** start MATERIAL SHOWN **

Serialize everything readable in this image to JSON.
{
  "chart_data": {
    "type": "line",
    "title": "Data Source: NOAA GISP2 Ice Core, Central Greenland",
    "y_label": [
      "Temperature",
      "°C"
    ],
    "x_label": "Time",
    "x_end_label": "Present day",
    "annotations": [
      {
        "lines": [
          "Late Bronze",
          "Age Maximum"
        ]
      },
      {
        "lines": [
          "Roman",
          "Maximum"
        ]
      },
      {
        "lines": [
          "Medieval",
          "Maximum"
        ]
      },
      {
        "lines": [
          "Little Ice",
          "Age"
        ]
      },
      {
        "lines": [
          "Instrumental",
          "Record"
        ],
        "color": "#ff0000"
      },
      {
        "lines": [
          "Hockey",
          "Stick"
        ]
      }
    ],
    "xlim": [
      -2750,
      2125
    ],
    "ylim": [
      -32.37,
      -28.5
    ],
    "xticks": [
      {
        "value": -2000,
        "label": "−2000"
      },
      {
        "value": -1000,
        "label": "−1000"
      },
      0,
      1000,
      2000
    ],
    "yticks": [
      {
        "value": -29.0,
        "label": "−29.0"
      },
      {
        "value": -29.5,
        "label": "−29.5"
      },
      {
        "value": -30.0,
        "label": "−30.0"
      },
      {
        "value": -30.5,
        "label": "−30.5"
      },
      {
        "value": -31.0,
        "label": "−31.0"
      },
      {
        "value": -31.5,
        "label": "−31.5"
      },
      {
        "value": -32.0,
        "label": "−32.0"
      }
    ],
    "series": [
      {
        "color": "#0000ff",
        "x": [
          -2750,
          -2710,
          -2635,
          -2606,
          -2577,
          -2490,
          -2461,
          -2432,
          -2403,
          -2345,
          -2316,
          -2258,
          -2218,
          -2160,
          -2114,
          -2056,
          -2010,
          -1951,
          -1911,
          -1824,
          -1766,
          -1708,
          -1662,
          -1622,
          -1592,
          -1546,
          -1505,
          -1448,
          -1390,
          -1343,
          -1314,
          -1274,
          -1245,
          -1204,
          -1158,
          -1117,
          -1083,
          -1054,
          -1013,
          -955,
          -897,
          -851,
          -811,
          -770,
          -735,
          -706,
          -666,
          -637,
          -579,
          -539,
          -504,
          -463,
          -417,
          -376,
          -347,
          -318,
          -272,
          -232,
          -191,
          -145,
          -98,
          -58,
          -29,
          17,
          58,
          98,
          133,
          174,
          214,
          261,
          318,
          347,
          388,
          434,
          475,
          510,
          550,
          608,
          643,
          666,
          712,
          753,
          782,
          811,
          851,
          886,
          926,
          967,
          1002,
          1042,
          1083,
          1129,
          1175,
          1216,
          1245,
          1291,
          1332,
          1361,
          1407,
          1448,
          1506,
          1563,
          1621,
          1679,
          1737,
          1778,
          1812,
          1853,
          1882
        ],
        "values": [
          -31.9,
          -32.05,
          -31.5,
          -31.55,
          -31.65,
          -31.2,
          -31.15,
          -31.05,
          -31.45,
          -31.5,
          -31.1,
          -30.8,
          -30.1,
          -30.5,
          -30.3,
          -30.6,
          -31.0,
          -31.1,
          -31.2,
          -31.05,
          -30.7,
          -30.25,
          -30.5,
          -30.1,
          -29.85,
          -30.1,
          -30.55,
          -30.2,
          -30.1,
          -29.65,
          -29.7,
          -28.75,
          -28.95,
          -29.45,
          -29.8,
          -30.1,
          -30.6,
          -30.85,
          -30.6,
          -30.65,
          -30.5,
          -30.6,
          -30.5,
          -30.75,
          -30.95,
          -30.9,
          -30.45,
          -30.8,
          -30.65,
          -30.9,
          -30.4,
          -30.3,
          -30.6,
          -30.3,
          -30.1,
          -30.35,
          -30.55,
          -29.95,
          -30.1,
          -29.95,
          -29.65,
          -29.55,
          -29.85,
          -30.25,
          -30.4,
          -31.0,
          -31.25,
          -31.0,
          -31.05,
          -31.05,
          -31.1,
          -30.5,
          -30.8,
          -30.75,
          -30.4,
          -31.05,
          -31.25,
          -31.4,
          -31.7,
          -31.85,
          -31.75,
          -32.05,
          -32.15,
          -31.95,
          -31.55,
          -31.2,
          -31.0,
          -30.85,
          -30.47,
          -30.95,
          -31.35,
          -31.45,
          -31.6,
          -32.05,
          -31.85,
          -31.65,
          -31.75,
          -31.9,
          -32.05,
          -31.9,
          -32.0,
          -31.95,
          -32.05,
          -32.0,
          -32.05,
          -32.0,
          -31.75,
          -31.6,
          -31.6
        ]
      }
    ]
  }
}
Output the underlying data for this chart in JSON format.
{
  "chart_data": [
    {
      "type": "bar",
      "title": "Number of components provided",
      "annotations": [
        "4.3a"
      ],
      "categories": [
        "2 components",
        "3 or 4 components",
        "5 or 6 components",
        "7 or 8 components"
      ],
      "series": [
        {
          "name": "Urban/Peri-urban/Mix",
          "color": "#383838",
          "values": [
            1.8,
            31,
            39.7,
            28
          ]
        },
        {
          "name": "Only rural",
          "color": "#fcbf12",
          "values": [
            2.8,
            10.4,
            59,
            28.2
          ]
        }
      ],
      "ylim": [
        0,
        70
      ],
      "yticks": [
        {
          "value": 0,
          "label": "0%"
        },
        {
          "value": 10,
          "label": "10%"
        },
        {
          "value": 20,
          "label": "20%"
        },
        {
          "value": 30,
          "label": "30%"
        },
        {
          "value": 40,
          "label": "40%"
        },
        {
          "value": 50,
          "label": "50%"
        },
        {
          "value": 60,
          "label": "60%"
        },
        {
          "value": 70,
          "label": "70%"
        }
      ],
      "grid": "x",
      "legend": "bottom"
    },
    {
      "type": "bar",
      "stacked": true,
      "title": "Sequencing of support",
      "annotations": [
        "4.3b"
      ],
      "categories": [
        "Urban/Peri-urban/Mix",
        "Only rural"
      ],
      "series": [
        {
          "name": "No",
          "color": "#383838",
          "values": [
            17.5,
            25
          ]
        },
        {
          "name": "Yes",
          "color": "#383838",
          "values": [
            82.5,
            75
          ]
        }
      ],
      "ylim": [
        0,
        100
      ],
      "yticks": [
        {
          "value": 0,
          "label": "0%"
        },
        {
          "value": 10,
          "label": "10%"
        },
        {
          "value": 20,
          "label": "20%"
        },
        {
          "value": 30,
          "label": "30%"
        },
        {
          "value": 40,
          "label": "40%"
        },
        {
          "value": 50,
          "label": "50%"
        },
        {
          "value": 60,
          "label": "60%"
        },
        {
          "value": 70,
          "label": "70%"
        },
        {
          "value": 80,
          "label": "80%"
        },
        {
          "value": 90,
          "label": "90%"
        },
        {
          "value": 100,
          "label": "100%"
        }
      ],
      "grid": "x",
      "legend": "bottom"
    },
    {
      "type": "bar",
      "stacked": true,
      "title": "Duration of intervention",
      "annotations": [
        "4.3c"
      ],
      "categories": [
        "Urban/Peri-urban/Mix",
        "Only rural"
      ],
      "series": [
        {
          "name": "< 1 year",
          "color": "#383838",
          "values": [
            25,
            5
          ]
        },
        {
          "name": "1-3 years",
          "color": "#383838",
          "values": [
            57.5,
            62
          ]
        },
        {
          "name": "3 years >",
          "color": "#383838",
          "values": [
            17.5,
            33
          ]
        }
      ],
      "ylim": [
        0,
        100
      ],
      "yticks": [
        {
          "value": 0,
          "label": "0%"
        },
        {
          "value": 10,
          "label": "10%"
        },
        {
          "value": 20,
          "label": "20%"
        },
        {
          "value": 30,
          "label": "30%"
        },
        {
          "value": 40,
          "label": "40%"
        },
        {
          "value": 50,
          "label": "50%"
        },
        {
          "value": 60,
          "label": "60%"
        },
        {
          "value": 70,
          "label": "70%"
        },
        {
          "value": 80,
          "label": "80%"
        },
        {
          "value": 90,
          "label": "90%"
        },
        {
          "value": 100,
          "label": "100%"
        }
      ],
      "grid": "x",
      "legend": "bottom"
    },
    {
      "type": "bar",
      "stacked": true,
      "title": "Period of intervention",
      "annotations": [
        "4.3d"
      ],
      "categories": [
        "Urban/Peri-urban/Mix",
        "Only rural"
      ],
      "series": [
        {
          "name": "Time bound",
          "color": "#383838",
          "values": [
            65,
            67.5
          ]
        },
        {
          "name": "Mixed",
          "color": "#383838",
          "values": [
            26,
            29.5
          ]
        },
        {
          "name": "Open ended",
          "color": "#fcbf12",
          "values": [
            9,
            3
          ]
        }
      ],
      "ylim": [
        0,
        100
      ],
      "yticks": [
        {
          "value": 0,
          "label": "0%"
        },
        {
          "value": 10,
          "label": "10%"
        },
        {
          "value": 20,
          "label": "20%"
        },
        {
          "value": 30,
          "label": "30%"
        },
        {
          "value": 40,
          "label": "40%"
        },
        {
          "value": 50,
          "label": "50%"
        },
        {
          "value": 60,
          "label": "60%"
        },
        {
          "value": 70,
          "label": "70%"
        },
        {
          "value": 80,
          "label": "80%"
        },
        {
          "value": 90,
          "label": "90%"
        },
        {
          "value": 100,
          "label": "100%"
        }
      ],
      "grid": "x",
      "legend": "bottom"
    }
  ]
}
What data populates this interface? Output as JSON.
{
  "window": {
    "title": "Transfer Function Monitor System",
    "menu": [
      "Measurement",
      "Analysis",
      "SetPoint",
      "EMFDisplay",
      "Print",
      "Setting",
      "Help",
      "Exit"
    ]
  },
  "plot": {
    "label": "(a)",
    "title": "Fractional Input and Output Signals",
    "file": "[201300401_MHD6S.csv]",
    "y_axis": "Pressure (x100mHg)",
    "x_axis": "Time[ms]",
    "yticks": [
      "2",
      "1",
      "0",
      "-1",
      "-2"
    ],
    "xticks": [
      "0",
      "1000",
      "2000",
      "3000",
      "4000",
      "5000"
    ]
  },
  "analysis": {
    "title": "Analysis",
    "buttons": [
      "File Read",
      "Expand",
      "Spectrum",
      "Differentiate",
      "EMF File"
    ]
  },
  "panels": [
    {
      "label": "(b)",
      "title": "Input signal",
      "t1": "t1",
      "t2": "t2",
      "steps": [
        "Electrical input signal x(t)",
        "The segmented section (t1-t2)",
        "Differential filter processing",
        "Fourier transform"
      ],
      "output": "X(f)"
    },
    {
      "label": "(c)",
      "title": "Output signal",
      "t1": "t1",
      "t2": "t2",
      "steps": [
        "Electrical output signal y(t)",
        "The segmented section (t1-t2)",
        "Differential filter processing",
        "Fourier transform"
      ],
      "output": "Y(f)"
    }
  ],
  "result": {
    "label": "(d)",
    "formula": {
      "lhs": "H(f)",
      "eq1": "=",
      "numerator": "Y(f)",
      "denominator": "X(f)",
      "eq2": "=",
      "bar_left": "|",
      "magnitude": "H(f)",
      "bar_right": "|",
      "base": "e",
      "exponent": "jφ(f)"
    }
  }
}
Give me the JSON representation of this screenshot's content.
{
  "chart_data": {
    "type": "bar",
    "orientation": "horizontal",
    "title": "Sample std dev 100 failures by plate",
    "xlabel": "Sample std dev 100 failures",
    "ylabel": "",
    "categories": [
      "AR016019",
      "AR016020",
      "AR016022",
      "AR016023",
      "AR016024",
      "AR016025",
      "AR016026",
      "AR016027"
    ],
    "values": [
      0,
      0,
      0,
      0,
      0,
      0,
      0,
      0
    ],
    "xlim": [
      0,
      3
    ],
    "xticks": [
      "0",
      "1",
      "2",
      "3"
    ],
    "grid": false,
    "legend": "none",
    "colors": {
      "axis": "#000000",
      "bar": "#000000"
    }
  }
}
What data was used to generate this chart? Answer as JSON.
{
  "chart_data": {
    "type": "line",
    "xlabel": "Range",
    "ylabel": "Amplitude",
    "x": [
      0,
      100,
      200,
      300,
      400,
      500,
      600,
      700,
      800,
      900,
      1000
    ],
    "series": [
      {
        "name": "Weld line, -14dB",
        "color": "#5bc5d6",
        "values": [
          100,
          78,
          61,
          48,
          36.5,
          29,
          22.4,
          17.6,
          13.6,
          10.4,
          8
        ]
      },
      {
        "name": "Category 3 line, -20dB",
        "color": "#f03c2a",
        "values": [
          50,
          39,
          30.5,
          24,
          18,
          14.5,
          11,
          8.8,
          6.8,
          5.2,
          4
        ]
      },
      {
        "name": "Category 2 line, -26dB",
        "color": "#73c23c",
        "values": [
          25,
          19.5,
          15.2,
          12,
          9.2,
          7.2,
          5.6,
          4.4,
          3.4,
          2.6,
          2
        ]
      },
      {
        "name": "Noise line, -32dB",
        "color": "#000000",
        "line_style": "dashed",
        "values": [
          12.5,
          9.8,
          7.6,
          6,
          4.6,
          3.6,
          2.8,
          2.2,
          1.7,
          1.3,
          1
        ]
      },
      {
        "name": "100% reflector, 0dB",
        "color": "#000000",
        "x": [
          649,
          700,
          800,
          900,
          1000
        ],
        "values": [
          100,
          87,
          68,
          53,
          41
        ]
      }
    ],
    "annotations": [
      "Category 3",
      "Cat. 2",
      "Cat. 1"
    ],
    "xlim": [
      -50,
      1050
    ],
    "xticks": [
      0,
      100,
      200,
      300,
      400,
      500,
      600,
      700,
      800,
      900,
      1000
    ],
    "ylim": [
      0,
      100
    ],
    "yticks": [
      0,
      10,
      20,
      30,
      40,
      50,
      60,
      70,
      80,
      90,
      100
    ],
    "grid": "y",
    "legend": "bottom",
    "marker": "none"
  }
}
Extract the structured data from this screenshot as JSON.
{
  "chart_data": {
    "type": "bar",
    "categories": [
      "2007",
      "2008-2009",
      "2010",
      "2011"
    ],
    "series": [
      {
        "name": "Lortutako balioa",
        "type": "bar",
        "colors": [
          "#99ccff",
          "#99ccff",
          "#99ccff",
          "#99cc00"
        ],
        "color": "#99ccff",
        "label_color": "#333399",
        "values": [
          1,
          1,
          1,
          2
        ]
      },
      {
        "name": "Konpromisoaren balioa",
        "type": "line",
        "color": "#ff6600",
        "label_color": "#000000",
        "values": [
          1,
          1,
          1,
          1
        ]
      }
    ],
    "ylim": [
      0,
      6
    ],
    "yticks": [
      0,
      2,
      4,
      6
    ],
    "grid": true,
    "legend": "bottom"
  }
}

** end MATERIAL SHOWN **

Identify every line above with the string "this" in it. Copy those lines.

Serialize everything readable in this image to JSON.
Output the underlying data for this chart in JSON format.
What data populates this interface? Output as JSON.
Give me the JSON representation of this screenshot's content.
What data was used to generate this chart? Answer as JSON.
Extract the structured data from this screenshot as JSON.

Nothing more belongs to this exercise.